Aim: Quote every line as written. Omit pictures.

(Items from a data source)
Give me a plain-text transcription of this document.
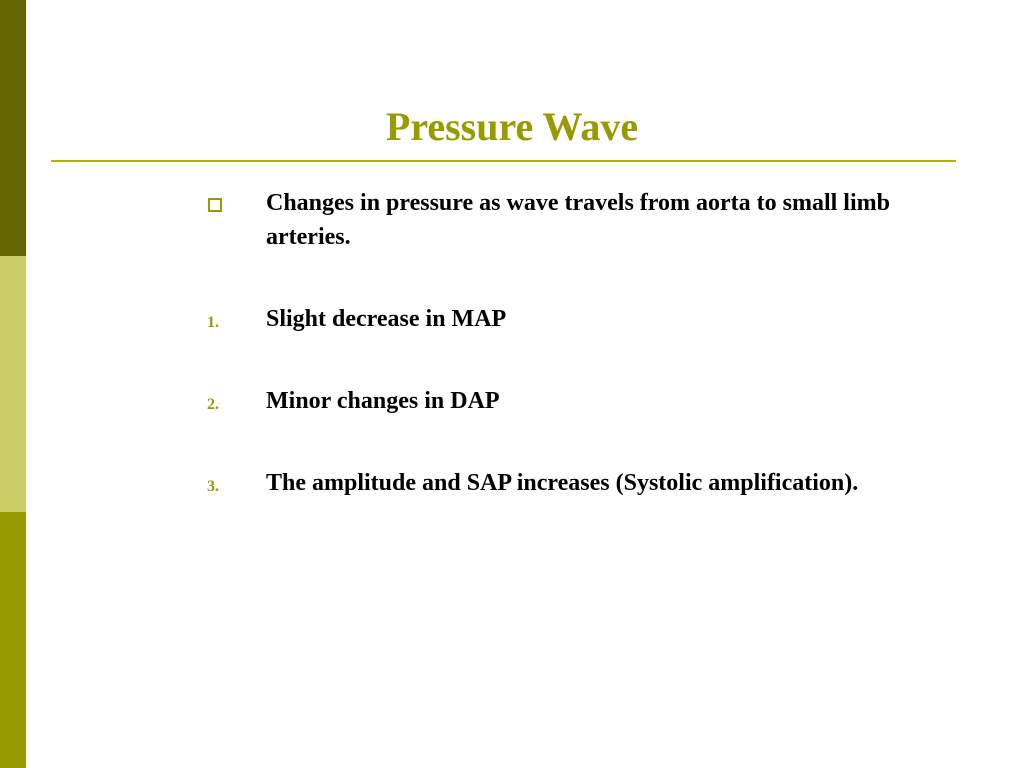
Pressure Wave
Changes in pressure as wave travels from aorta to small limb arteries.
1. Slight decrease in MAP
2. Minor changes in DAP
3. The amplitude and SAP increases (Systolic amplification).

Result of this task:
Give me a plain-text transcription of this document.
Pressure Wave
Changes in pressure as wave travels from aorta to small limb arteries.
1. Slight decrease in MAP
2. Minor changes in DAP
3. The amplitude and SAP increases (Systolic amplification).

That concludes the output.